Prove Piecewise Function is a Bijection
📺 Video Explanation
📝 Question
Let:
\[ f:\mathbb{N}\to\mathbb{N} \]
be defined by:
\[ f(n)= \begin{cases} n+1,& \text{if } n \text{ is odd}\\ n-1,& \text{if } n \text{ is even} \end{cases} \]
Show that \(f\) is bijective.
✅ Solution
🔹 Understand the Mapping
Function swaps consecutive numbers:
- \(1\to2\)
- \(2\to1\)
- \(3\to4\)
- \(4\to3\)
- \(5\to6\)
- \(6\to5\)
So numbers are paired.
🔹 Step 1: Prove One-One
Suppose:
\[ f(a)=f(b) \]
Since function only swaps adjacent pairs:
- each value has exactly one partner
So:
\[ a=b \]
✔ Hence, one-one.
🔹 Step 2: Prove Onto
Take any:
\[ m\in\mathbb{N} \]
Need \(n\) such that:
\[ f(n)=m \]
- If \(m\) is odd, choose \(n=m+1\) (even)
- If \(m\) is even, choose \(n=m-1\) (odd)
Then:
\[ f(n)=m \]
So every natural number has pre-image.
✔ Hence, onto.
🎯 Final Answer
\[ \boxed{f\text{ is bijective}} \]
🚀 Exam Shortcut
- Function swaps odd-even pairs
- Every number has unique partner
- Swap-type functions are bijections

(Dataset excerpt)
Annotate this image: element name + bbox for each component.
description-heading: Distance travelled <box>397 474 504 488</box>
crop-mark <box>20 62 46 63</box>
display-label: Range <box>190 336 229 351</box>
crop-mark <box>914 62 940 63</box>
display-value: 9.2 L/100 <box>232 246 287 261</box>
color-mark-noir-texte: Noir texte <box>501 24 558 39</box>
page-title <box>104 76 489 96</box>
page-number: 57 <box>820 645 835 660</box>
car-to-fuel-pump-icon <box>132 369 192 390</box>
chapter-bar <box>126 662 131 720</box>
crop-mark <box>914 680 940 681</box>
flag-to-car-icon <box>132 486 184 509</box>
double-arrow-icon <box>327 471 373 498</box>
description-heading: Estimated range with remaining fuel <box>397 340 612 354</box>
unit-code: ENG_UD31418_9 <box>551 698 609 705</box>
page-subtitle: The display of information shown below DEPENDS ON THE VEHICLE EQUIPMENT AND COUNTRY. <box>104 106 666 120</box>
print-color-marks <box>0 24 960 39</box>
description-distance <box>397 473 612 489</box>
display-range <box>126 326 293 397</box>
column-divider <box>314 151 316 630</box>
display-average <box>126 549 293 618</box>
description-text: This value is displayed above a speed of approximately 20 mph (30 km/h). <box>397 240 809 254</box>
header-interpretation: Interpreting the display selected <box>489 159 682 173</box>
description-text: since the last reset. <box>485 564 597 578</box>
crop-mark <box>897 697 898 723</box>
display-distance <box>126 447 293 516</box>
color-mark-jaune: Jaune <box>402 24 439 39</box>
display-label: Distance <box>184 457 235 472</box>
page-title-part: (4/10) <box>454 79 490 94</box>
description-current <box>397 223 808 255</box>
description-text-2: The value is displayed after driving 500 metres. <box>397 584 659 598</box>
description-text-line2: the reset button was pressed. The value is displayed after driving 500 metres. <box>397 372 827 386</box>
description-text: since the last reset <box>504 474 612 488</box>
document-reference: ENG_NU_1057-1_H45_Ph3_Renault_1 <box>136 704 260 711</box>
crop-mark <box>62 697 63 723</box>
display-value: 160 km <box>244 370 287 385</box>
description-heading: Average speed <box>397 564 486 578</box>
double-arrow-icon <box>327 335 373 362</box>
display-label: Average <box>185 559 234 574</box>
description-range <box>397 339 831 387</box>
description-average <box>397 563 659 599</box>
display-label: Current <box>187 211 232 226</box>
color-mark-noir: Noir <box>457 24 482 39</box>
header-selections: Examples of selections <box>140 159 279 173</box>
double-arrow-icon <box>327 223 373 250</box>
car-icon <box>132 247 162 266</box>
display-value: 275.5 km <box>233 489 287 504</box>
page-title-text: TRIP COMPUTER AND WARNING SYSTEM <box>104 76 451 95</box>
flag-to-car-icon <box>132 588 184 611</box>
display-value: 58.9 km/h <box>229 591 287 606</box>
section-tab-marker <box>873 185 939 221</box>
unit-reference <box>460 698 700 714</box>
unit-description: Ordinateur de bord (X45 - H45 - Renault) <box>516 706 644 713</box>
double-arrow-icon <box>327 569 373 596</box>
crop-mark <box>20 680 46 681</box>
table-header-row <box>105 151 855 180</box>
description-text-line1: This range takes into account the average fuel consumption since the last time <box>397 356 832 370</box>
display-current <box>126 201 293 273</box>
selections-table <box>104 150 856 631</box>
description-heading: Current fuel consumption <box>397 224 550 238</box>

— EXERCISE SET —
A) Using the bijection proof, say whether each statement agrees with it. Answer yes or no, and quote the deciding words. (i) The function sends 3 to 4. (ii) To prove onto for an even m, the solution chooses n = m+1. (iii) The exam shortcut states that swap-type functions are bijections.
B) Turn the records into a numbered list, leaving out blank lines. Begin at the first line of the records and stop after the line that contains "car-to-fuel-pump-icon <box>132 369".

— IN RESPONSE —
A)
(i) Yes: "\(3\to4\)"
(ii) No: "If \(m\) is even, choose \(n=m-1\) (odd)"
(iii) Yes: "Swap-type functions are bijections"

B)
1. Annotate this image: element name + bbox for each component.
2. description-heading: Distance travelled <box>397 474 504 488</box>
3. crop-mark <box>20 62 46 63</box>
4. display-label: Range <box>190 336 229 351</box>
5. crop-mark <box>914 62 940 63</box>
6. display-value: 9.2 L/100 <box>232 246 287 261</box>
7. color-mark-noir-texte: Noir texte <box>501 24 558 39</box>
8. page-title <box>104 76 489 96</box>
9. page-number: 57 <box>820 645 835 660</box>
10. car-to-fuel-pump-icon <box>132 369 192 390</box>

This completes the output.